[start of Listed records]

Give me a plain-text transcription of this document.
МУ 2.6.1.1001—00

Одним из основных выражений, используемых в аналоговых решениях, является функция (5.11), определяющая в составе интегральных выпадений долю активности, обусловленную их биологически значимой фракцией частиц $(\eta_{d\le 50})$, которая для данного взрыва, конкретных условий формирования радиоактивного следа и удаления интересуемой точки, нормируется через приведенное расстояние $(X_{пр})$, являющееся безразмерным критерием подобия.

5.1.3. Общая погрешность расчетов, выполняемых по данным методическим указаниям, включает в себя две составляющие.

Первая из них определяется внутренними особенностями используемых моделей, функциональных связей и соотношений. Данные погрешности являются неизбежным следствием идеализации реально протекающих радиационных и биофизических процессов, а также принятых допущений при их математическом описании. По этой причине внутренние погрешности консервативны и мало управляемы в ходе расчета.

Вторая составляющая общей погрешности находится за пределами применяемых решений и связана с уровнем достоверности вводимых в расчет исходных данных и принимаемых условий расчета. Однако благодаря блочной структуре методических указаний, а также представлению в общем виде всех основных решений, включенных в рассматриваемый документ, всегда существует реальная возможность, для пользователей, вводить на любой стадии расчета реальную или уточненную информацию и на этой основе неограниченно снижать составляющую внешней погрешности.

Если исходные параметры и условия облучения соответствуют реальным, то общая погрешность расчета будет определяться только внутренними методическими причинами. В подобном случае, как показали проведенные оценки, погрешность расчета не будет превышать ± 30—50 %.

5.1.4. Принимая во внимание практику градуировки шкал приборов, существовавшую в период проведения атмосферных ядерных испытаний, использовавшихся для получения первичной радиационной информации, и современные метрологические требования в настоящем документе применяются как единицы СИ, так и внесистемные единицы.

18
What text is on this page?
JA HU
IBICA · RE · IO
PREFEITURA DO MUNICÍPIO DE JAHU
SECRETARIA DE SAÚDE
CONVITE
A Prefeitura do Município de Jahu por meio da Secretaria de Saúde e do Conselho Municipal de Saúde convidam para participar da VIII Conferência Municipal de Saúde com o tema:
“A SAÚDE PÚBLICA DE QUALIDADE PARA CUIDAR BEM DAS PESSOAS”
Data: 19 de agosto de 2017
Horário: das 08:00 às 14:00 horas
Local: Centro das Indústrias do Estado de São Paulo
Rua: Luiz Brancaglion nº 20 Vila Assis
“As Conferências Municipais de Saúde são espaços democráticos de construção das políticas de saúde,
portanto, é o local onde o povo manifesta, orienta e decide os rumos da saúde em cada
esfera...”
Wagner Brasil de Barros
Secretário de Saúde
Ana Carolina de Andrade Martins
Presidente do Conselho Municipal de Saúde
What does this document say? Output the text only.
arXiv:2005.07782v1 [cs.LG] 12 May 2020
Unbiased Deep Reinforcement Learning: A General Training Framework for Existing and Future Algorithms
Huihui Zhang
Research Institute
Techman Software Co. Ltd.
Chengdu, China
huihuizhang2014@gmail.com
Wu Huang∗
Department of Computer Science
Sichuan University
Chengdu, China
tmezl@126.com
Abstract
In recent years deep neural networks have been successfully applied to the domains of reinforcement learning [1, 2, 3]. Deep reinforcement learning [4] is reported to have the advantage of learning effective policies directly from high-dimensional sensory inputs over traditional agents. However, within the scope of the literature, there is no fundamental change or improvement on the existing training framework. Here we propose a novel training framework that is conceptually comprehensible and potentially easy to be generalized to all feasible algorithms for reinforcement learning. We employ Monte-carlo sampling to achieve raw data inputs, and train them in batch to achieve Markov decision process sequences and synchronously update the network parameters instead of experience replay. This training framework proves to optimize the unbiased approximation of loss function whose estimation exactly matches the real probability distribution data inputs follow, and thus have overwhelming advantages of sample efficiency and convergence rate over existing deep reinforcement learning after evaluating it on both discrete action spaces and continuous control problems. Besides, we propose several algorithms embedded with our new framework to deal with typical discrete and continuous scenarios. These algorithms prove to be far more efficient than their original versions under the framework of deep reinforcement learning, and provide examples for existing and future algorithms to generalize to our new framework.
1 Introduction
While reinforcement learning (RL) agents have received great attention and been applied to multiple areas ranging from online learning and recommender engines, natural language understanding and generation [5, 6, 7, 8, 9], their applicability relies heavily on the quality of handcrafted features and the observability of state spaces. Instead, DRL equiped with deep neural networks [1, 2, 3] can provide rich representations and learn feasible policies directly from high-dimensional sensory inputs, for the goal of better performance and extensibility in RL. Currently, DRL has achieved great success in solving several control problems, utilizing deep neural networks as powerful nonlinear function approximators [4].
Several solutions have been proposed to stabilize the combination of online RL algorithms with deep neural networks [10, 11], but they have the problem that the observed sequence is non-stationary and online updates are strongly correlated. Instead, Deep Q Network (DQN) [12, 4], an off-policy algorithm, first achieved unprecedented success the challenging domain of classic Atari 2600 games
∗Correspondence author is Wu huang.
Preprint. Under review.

[end of Listed records]

Written problem: Copy out all the entries shown above, character for character.

Task output:
Give me a plain-text transcription of this document.
МУ 2.6.1.1001—00

Одним из основных выражений, используемых в аналоговых решениях, является функция (5.11), определяющая в составе интегральных выпадений долю активности, обусловленную их биологически значимой фракцией частиц $(\eta_{d\le 50})$, которая для данного взрыва, конкретных условий формирования радиоактивного следа и удаления интересуемой точки, нормируется через приведенное расстояние $(X_{пр})$, являющееся безразмерным критерием подобия.

5.1.3. Общая погрешность расчетов, выполняемых по данным методическим указаниям, включает в себя две составляющие.

Первая из них определяется внутренними особенностями используемых моделей, функциональных связей и соотношений. Данные погрешности являются неизбежным следствием идеализации реально протекающих радиационных и биофизических процессов, а также принятых допущений при их математическом описании. По этой причине внутренние погрешности консервативны и мало управляемы в ходе расчета.

Вторая составляющая общей погрешности находится за пределами применяемых решений и связана с уровнем достоверности вводимых в расчет исходных данных и принимаемых условий расчета. Однако благодаря блочной структуре методических указаний, а также представлению в общем виде всех основных решений, включенных в рассматриваемый документ, всегда существует реальная возможность, для пользователей, вводить на любой стадии расчета реальную или уточненную информацию и на этой основе неограниченно снижать составляющую внешней погрешности.

Если исходные параметры и условия облучения соответствуют реальным, то общая погрешность расчета будет определяться только внутренними методическими причинами. В подобном случае, как показали проведенные оценки, погрешность расчета не будет превышать ± 30—50 %.

5.1.4. Принимая во внимание практику градуировки шкал приборов, существовавшую в период проведения атмосферных ядерных испытаний, использовавшихся для получения первичной радиационной информации, и современные метрологические требования в настоящем документе применяются как единицы СИ, так и внесистемные единицы.

18
What text is on this page?
JA HU
IBICA · RE · IO
PREFEITURA DO MUNICÍPIO DE JAHU
SECRETARIA DE SAÚDE
CONVITE
A Prefeitura do Município de Jahu por meio da Secretaria de Saúde e do Conselho Municipal de Saúde convidam para participar da VIII Conferência Municipal de Saúde com o tema:
“A SAÚDE PÚBLICA DE QUALIDADE PARA CUIDAR BEM DAS PESSOAS”
Data: 19 de agosto de 2017
Horário: das 08:00 às 14:00 horas
Local: Centro das Indústrias do Estado de São Paulo
Rua: Luiz Brancaglion nº 20 Vila Assis
“As Conferências Municipais de Saúde são espaços democráticos de construção das políticas de saúde,
portanto, é o local onde o povo manifesta, orienta e decide os rumos da saúde em cada
esfera...”
Wagner Brasil de Barros
Secretário de Saúde
Ana Carolina de Andrade Martins
Presidente do Conselho Municipal de Saúde
What does this document say? Output the text only.
arXiv:2005.07782v1 [cs.LG] 12 May 2020
Unbiased Deep Reinforcement Learning: A General Training Framework for Existing and Future Algorithms
Huihui Zhang
Research Institute
Techman Software Co. Ltd.
Chengdu, China
huihuizhang2014@gmail.com
Wu Huang∗
Department of Computer Science
Sichuan University
Chengdu, China
tmezl@126.com
Abstract
In recent years deep neural networks have been successfully applied to the domains of reinforcement learning [1, 2, 3]. Deep reinforcement learning [4] is reported to have the advantage of learning effective policies directly from high-dimensional sensory inputs over traditional agents. However, within the scope of the literature, there is no fundamental change or improvement on the existing training framework. Here we propose a novel training framework that is conceptually comprehensible and potentially easy to be generalized to all feasible algorithms for reinforcement learning. We employ Monte-carlo sampling to achieve raw data inputs, and train them in batch to achieve Markov decision process sequences and synchronously update the network parameters instead of experience replay. This training framework proves to optimize the unbiased approximation of loss function whose estimation exactly matches the real probability distribution data inputs follow, and thus have overwhelming advantages of sample efficiency and convergence rate over existing deep reinforcement learning after evaluating it on both discrete action spaces and continuous control problems. Besides, we propose several algorithms embedded with our new framework to deal with typical discrete and continuous scenarios. These algorithms prove to be far more efficient than their original versions under the framework of deep reinforcement learning, and provide examples for existing and future algorithms to generalize to our new framework.
1 Introduction
While reinforcement learning (RL) agents have received great attention and been applied to multiple areas ranging from online learning and recommender engines, natural language understanding and generation [5, 6, 7, 8, 9], their applicability relies heavily on the quality of handcrafted features and the observability of state spaces. Instead, DRL equiped with deep neural networks [1, 2, 3] can provide rich representations and learn feasible policies directly from high-dimensional sensory inputs, for the goal of better performance and extensibility in RL. Currently, DRL has achieved great success in solving several control problems, utilizing deep neural networks as powerful nonlinear function approximators [4].
Several solutions have been proposed to stabilize the combination of online RL algorithms with deep neural networks [10, 11], but they have the problem that the observed sequence is non-stationary and online updates are strongly correlated. Instead, Deep Q Network (DQN) [12, 4], an off-policy algorithm, first achieved unprecedented success the challenging domain of classic Atari 2600 games
∗Correspondence author is Wu huang.
Preprint. Under review.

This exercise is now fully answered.